--- Begin Extracted records ---

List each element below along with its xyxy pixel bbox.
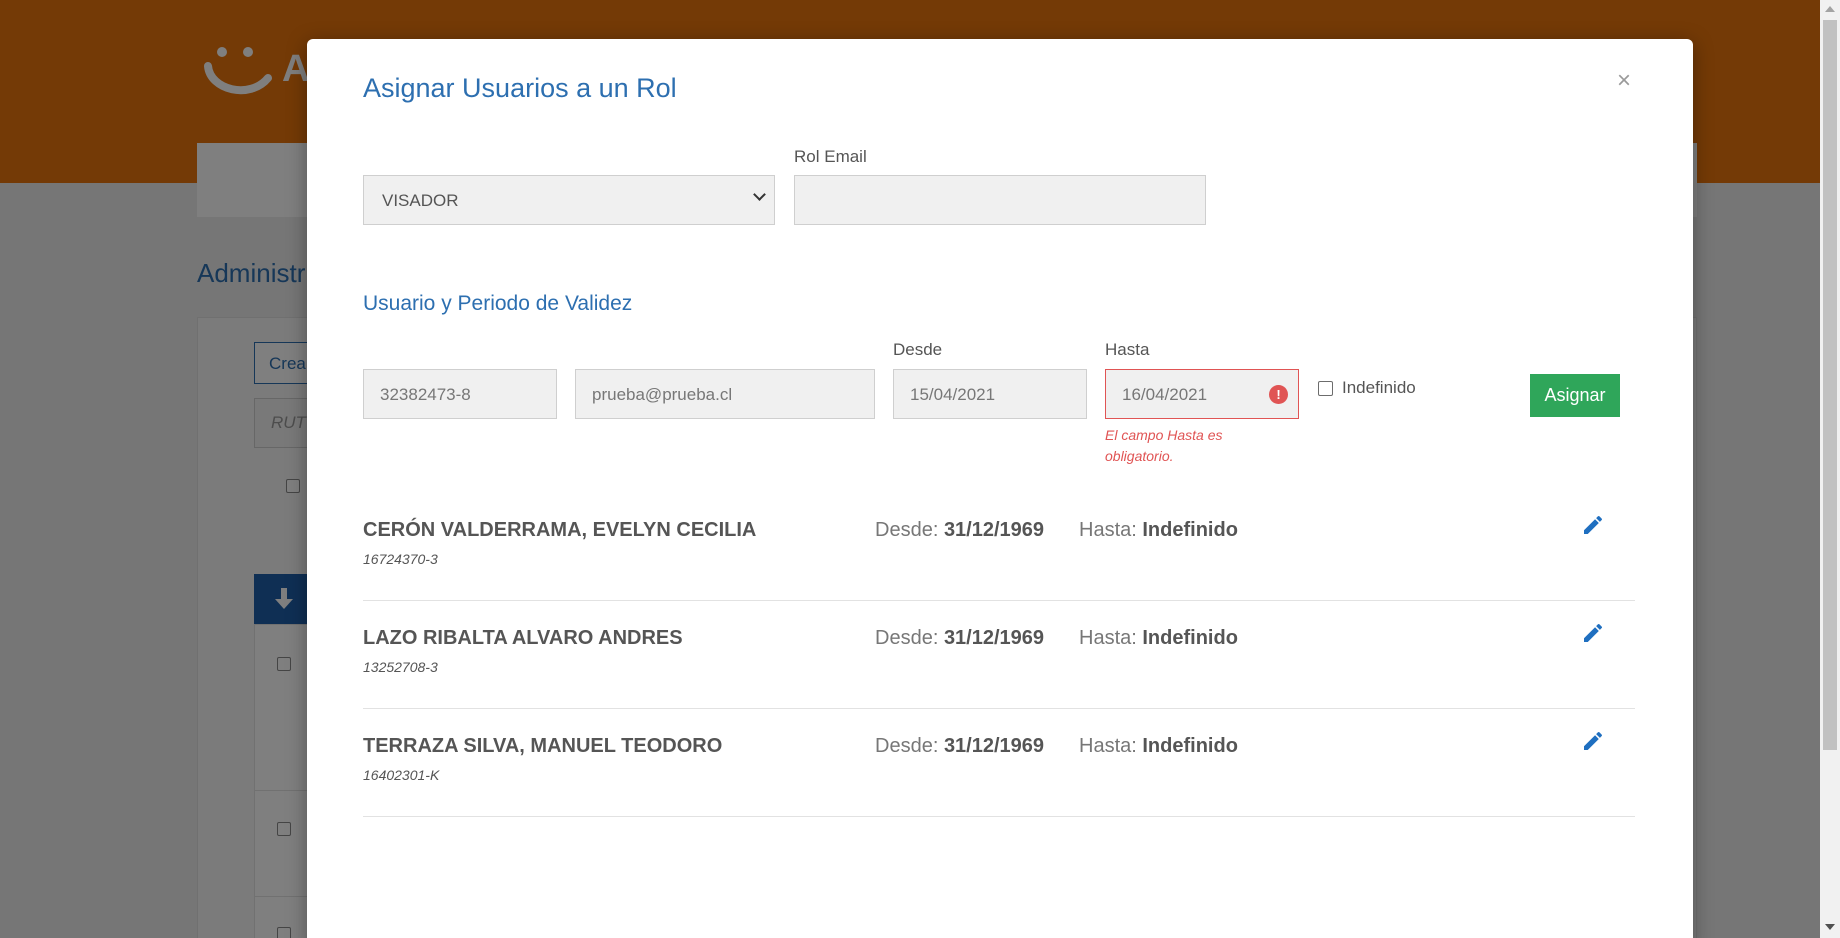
- hasta-label: Hasta: [1105, 340, 1150, 359]
- email-input[interactable]: prueba@prueba.cl: [575, 369, 875, 419]
- user-desde-value: 31/12/1969: [943, 627, 1045, 649]
- user-name: CERÓN VALDERRAMA, EVELYN CECILIA: [363, 519, 757, 541]
- role-select-value: VISADOR: [382, 191, 459, 210]
- user-desde: Desde: 31/12/1969: [875, 519, 1044, 542]
- user-desde-label: Desde:: [875, 519, 939, 541]
- user-hasta-value: Indefinido: [1142, 735, 1238, 757]
- hasta-date-input[interactable]: 16/04/2021 !: [1105, 369, 1299, 419]
- assign-button[interactable]: Asignar: [1530, 374, 1620, 417]
- error-icon: !: [1269, 385, 1288, 404]
- desde-date-input[interactable]: 15/04/2021: [893, 369, 1087, 419]
- user-row: TERRAZA SILVA, MANUEL TEODORO 16402301-K…: [363, 709, 1635, 817]
- user-desde: Desde: 31/12/1969: [875, 735, 1044, 758]
- user-hasta-value: Indefinido: [1142, 519, 1238, 541]
- assign-users-modal: Asignar Usuarios a un Rol × VISADOR Rol …: [307, 39, 1693, 938]
- user-hasta: Hasta: Indefinido: [1079, 519, 1238, 542]
- user-row: LAZO RIBALTA ALVARO ANDRES 13252708-3 De…: [363, 601, 1635, 709]
- desde-label: Desde: [893, 340, 943, 359]
- indefinido-label[interactable]: Indefinido: [1342, 378, 1416, 398]
- modal-title: Asignar Usuarios a un Rol: [363, 73, 677, 103]
- scroll-down-icon[interactable]: [1825, 924, 1835, 930]
- user-rut: 13252708-3: [363, 659, 438, 675]
- user-rut: 16724370-3: [363, 551, 438, 567]
- user-name: LAZO RIBALTA ALVARO ANDRES: [363, 627, 683, 649]
- user-rut: 16402301-K: [363, 767, 440, 783]
- rut-input[interactable]: 32382473-8: [363, 369, 557, 419]
- pencil-icon[interactable]: [1581, 513, 1605, 537]
- pencil-icon[interactable]: [1581, 621, 1605, 645]
- close-icon[interactable]: ×: [1617, 69, 1631, 93]
- role-email-input[interactable]: [794, 175, 1206, 225]
- hasta-error-message: El campo Hasta es obligatorio.: [1105, 427, 1223, 464]
- role-email-label: Rol Email: [794, 147, 867, 166]
- user-desde: Desde: 31/12/1969: [875, 627, 1044, 650]
- user-desde-label: Desde:: [875, 627, 939, 649]
- user-desde-value: 31/12/1969: [943, 735, 1045, 757]
- user-row: CERÓN VALDERRAMA, EVELYN CECILIA 1672437…: [363, 493, 1635, 601]
- scrollbar-thumb[interactable]: [1823, 20, 1837, 750]
- pencil-icon[interactable]: [1581, 729, 1605, 753]
- user-desde-label: Desde:: [875, 735, 939, 757]
- user-desde-value: 31/12/1969: [943, 519, 1045, 541]
- validity-section-title: Usuario y Periodo de Validez: [363, 292, 633, 315]
- chevron-down-icon: [753, 188, 766, 201]
- user-hasta: Hasta: Indefinido: [1079, 627, 1238, 650]
- indefinido-checkbox[interactable]: [1318, 381, 1333, 396]
- user-hasta-value: Indefinido: [1142, 627, 1238, 649]
- user-name: TERRAZA SILVA, MANUEL TEODORO: [363, 735, 723, 757]
- user-hasta-label: Hasta:: [1079, 735, 1137, 757]
- scroll-up-icon[interactable]: [1825, 6, 1835, 12]
- role-select[interactable]: VISADOR: [363, 175, 775, 225]
- page-scrollbar[interactable]: [1820, 0, 1840, 938]
- hasta-date-value: 16/04/2021: [1122, 385, 1208, 404]
- user-hasta: Hasta: Indefinido: [1079, 735, 1238, 758]
- user-hasta-label: Hasta:: [1079, 519, 1137, 541]
- user-hasta-label: Hasta:: [1079, 627, 1137, 649]
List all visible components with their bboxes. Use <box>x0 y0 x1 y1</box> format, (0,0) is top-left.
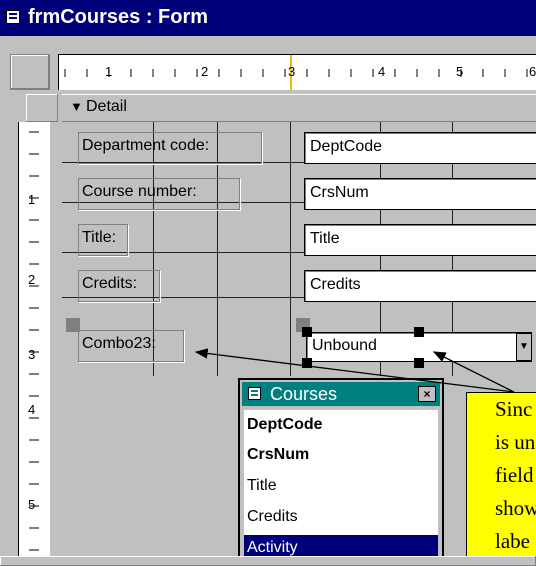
callout-text: labe <box>495 529 530 553</box>
horizontal-ruler-ticks <box>64 55 528 90</box>
field-list-title: Courses <box>270 384 338 404</box>
ruler-number: 1 <box>105 64 113 79</box>
label-course-number[interactable]: Course number: <box>78 178 240 210</box>
label-combo23[interactable]: Combo23: <box>78 330 184 362</box>
resize-handle[interactable] <box>414 327 424 337</box>
label-credits[interactable]: Credits: <box>78 270 160 302</box>
field-item-credits[interactable]: Credits <box>244 504 438 534</box>
resize-handle[interactable] <box>302 358 312 368</box>
window-titlebar[interactable]: frmCourses : Form <box>0 0 536 36</box>
vertical-ruler[interactable]: 1 2 3 4 5 <box>18 122 50 566</box>
field-list-window[interactable]: Courses × DeptCode CrsNum Title Credits … <box>238 378 444 566</box>
grid-line <box>290 122 291 376</box>
ruler-number: 3 <box>288 64 296 79</box>
field-item-title[interactable]: Title <box>244 473 438 503</box>
ruler-number: 4 <box>28 402 36 417</box>
ruler-number: 3 <box>28 347 36 362</box>
section-arrow-icon: ▼ <box>70 99 83 114</box>
close-button[interactable]: × <box>418 386 436 402</box>
field-item-crsnum[interactable]: CrsNum <box>244 442 438 472</box>
detail-section-bar[interactable]: ▼ Detail <box>62 94 536 122</box>
textbox-credits[interactable]: Credits <box>304 270 536 302</box>
resize-handle[interactable] <box>414 358 424 368</box>
table-icon <box>248 387 261 400</box>
horizontal-ruler[interactable]: 1 2 3 4 5 6 <box>58 54 536 90</box>
ruler-number: 4 <box>378 64 386 79</box>
ruler-number: 2 <box>28 272 36 287</box>
ruler-number: 2 <box>201 64 209 79</box>
textbox-deptcode[interactable]: DeptCode <box>304 132 536 164</box>
label-title[interactable]: Title: <box>78 224 128 256</box>
resize-handle[interactable] <box>302 327 312 337</box>
horizontal-scrollbar[interactable] <box>0 556 536 566</box>
annotation-callout: Sinc is un field show labe <box>466 392 536 566</box>
textbox-title[interactable]: Title <box>304 224 536 256</box>
detail-section-label: Detail <box>86 98 127 115</box>
ruler-number: 5 <box>28 497 36 512</box>
field-list-items[interactable]: DeptCode CrsNum Title Credits Activity <box>244 410 438 566</box>
textbox-crsnum[interactable]: CrsNum <box>304 178 536 210</box>
ruler-number: 1 <box>28 192 36 207</box>
callout-text: Sinc <box>495 397 533 421</box>
label-department-code[interactable]: Department code: <box>78 132 262 164</box>
callout-text: show <box>495 496 536 520</box>
form-selector[interactable] <box>10 54 50 90</box>
section-selector[interactable] <box>26 94 58 122</box>
callout-text: field <box>495 463 534 487</box>
ruler-number: 6 <box>529 64 536 79</box>
ruler-number: 5 <box>456 64 464 79</box>
form-icon <box>6 10 20 24</box>
field-list-titlebar[interactable]: Courses × <box>242 382 440 406</box>
combo-dropdown-button[interactable]: ▼ <box>516 333 532 361</box>
field-item-deptcode[interactable]: DeptCode <box>244 412 438 442</box>
window-title: frmCourses : Form <box>28 6 209 28</box>
detail-design-area[interactable]: Department code: DeptCode Course number:… <box>62 122 536 376</box>
callout-text: is un <box>495 430 536 454</box>
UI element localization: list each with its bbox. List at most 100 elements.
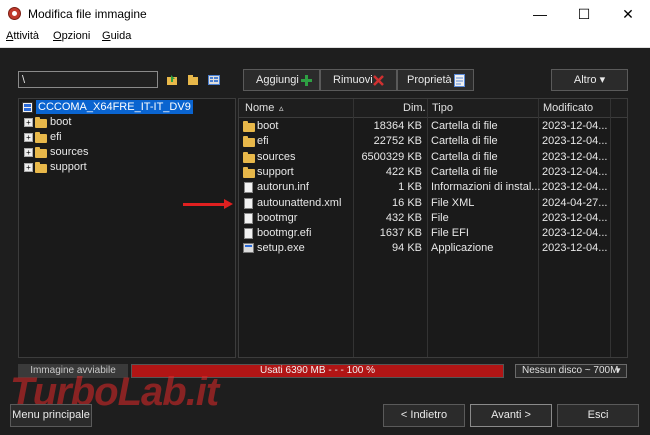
menu-guida[interactable]: Guida — [102, 30, 131, 42]
file-size: 16 KB — [392, 196, 422, 209]
file-type: Applicazione — [431, 242, 494, 255]
file-type: File — [431, 211, 449, 224]
tree-item-label: boot — [50, 116, 72, 128]
properties-icon — [454, 74, 465, 87]
file-modified: 2023-12-04... — [542, 150, 608, 163]
remove-button[interactable]: Rimuovi — [320, 69, 397, 91]
file-size: 94 KB — [392, 242, 422, 255]
annotation-arrow — [183, 203, 227, 206]
file-type: Cartella di file — [431, 165, 498, 178]
tree-root-label: CCCOMA_X64FRE_IT-IT_DV9 — [36, 100, 193, 114]
file-row[interactable]: boot 18364 KB Cartella di file 2023-12-0… — [239, 119, 627, 134]
bootable-image-label: Immagine avviabile — [18, 364, 128, 378]
file-modified: 2023-12-04... — [542, 165, 608, 178]
expand-icon[interactable]: + — [24, 163, 33, 172]
file-modified: 2023-12-04... — [542, 211, 608, 224]
new-folder-icon[interactable] — [187, 74, 199, 86]
main-menu-button[interactable]: Menu principale — [10, 404, 92, 427]
disc-image-icon — [22, 102, 33, 113]
folder-icon — [243, 121, 255, 132]
file-name: support — [257, 165, 294, 178]
file-row[interactable]: efi 22752 KB Cartella di file 2023-12-04… — [239, 134, 627, 149]
file-list-header: Nome ▵ Dim. Tipo Modificato — [239, 99, 627, 357]
file-row[interactable]: autorun.inf 1 KB Informazioni di instal.… — [239, 180, 627, 195]
file-size: 432 KB — [385, 211, 422, 224]
file-type: Cartella di file — [431, 150, 498, 163]
disk-size-value: Nessun disco ~ 700M — [522, 365, 619, 376]
tree-item-label: efi — [50, 131, 62, 143]
file-type: Cartella di file — [431, 120, 498, 132]
file-size: 422 KB — [385, 165, 422, 178]
add-button[interactable]: Aggiungi — [243, 69, 320, 91]
file-row[interactable]: bootmgr.efi 1637 KB File EFI 2023-12-04.… — [239, 226, 627, 241]
file-name: boot — [257, 120, 279, 132]
expand-icon[interactable]: + — [24, 118, 33, 127]
minimize-button[interactable]: — — [518, 0, 562, 28]
file-row[interactable]: support 422 KB Cartella di file 2023-12-… — [239, 165, 627, 180]
file-row[interactable]: sources 6500329 KB Cartella di file 2023… — [239, 150, 627, 165]
exit-button[interactable]: Esci — [557, 404, 639, 427]
window-title: Modifica file immagine — [28, 7, 147, 21]
file-modified: 2023-12-04... — [542, 135, 608, 148]
menu-bar: Attività Opzioni Guida — [0, 28, 650, 48]
main-panel: Aggiungi Rimuovi Proprietà Altro ▾ CCCOM… — [0, 48, 650, 435]
file-row[interactable]: setup.exe 94 KB Applicazione 2023-12-04.… — [239, 241, 627, 256]
add-button-label: Aggiungi — [256, 74, 299, 86]
file-name: bootmgr.efi — [257, 227, 312, 240]
folder-icon — [243, 166, 255, 178]
tree-item-label: sources — [50, 146, 89, 158]
file-row[interactable]: autounattend.xml 16 KB File XML 2024-04-… — [239, 196, 627, 211]
file-type: File XML — [431, 196, 475, 209]
file-size: 18364 KB — [373, 120, 422, 132]
file-icon — [244, 228, 253, 240]
go-up-folder-icon[interactable] — [166, 74, 178, 86]
file-name: bootmgr — [257, 211, 298, 224]
expand-icon[interactable]: + — [24, 148, 33, 157]
tree-item-label: support — [50, 161, 87, 173]
folder-icon — [35, 117, 47, 128]
close-button[interactable]: ✕ — [606, 0, 650, 28]
disk-usage-bar: Usati 6390 MB - - - 100 % — [131, 364, 504, 378]
file-size: 6500329 KB — [361, 150, 422, 163]
file-icon — [244, 212, 253, 224]
file-name: setup.exe — [257, 242, 305, 255]
folder-tree: CCCOMA_X64FRE_IT-IT_DV9 + boot + efi + s… — [18, 98, 236, 358]
file-size: 1637 KB — [379, 227, 422, 240]
sort-ascending-icon: ▵ — [279, 103, 284, 113]
remove-x-icon — [373, 75, 384, 86]
file-icon — [244, 197, 253, 209]
folder-icon — [35, 132, 47, 143]
properties-button[interactable]: Proprietà — [397, 69, 474, 91]
file-modified: 2023-12-04... — [542, 120, 608, 132]
next-button[interactable]: Avanti > — [470, 404, 552, 427]
file-modified: 2023-12-04... — [542, 242, 608, 255]
disk-size-select[interactable]: Nessun disco ~ 700M ▼ — [515, 364, 627, 378]
file-modified: 2023-12-04... — [542, 227, 608, 240]
properties-button-label: Proprietà — [407, 74, 452, 86]
path-input[interactable] — [18, 71, 158, 88]
back-button[interactable]: < Indietro — [383, 404, 465, 427]
menu-opzioni[interactable]: Opzioni — [53, 30, 90, 42]
menu-attivita[interactable]: Attività — [6, 30, 39, 42]
file-modified: 2023-12-04... — [542, 181, 608, 194]
file-size: 1 KB — [398, 181, 422, 194]
folder-icon — [243, 151, 255, 163]
column-size[interactable]: Dim. — [403, 102, 426, 114]
file-name: autorun.inf — [257, 181, 309, 194]
column-name[interactable]: Nome — [245, 102, 274, 114]
disk-usage-text: Usati 6390 MB - - - 100 % — [259, 365, 376, 376]
other-dropdown-button[interactable]: Altro ▾ — [551, 69, 628, 91]
file-name: sources — [257, 150, 296, 163]
maximize-button[interactable]: ☐ — [562, 0, 606, 28]
folder-icon — [243, 136, 255, 148]
file-size: 22752 KB — [373, 135, 422, 148]
expand-icon[interactable]: + — [24, 133, 33, 142]
file-list: Nome ▵ Dim. Tipo Modificato boot 18364 K… — [238, 98, 628, 358]
folder-icon — [35, 147, 47, 158]
remove-button-label: Rimuovi — [333, 74, 373, 86]
file-row[interactable]: bootmgr 432 KB File 2023-12-04... — [239, 211, 627, 226]
column-type[interactable]: Tipo — [432, 102, 453, 114]
view-details-icon[interactable] — [208, 74, 220, 86]
file-icon — [244, 182, 253, 194]
column-modified[interactable]: Modificato — [543, 102, 593, 114]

--- End Extracted records ---

→ **What you have to do**
Copy the lines again word for word, starting with the one that contains "menu-guida[interactable]: Guida —" and ending with the one that contains "file-row[interactable]: support 422".

→ **Output of the task**
menu-guida[interactable]: Guida — [102, 30, 131, 42]
file-size: 16 KB — [392, 196, 422, 209]
file-type: Applicazione — [431, 242, 494, 255]
file-type: File — [431, 211, 449, 224]
tree-item-label: boot — [50, 116, 72, 128]
properties-icon — [454, 74, 465, 87]
file-modified: 2023-12-04... — [542, 150, 608, 163]
remove-button[interactable]: Rimuovi — [320, 69, 397, 91]
file-size: 94 KB — [392, 242, 422, 255]
annotation-arrow — [183, 203, 227, 206]
file-type: Cartella di file — [431, 165, 498, 178]
tree-root-label: CCCOMA_X64FRE_IT-IT_DV9 — [36, 100, 193, 114]
file-row[interactable]: boot 18364 KB Cartella di file 2023-12-0… — [239, 119, 627, 134]
bootable-image-label: Immagine avviabile — [18, 364, 128, 378]
file-modified: 2023-12-04... — [542, 165, 608, 178]
expand-icon[interactable]: + — [24, 163, 33, 172]
file-modified: 2023-12-04... — [542, 211, 608, 224]
new-folder-icon[interactable] — [187, 74, 199, 86]
main-menu-button[interactable]: Menu principale — [10, 404, 92, 427]
disc-image-icon — [22, 102, 33, 113]
folder-icon — [243, 121, 255, 132]
file-name: support — [257, 165, 294, 178]
file-row[interactable]: efi 22752 KB Cartella di file 2023-12-04… — [239, 134, 627, 149]
file-list-header: Nome ▵ Dim. Tipo Modificato — [239, 99, 627, 357]
file-row[interactable]: autorun.inf 1 KB Informazioni di instal.… — [239, 180, 627, 195]
file-size: 432 KB — [385, 211, 422, 224]
file-type: Cartella di file — [431, 150, 498, 163]
disk-size-value: Nessun disco ~ 700M — [522, 365, 619, 376]
tree-item-label: efi — [50, 131, 62, 143]
file-type: Cartella di file — [431, 120, 498, 132]
file-size: 422 KB — [385, 165, 422, 178]
add-button[interactable]: Aggiungi — [243, 69, 320, 91]
file-row[interactable]: bootmgr.efi 1637 KB File EFI 2023-12-04.… — [239, 226, 627, 241]
file-name: boot — [257, 120, 279, 132]
expand-icon[interactable]: + — [24, 118, 33, 127]
minimize-button[interactable]: — — [518, 0, 562, 28]
file-row[interactable]: support 422 KB Cartella di file 2023-12-… — [239, 165, 627, 180]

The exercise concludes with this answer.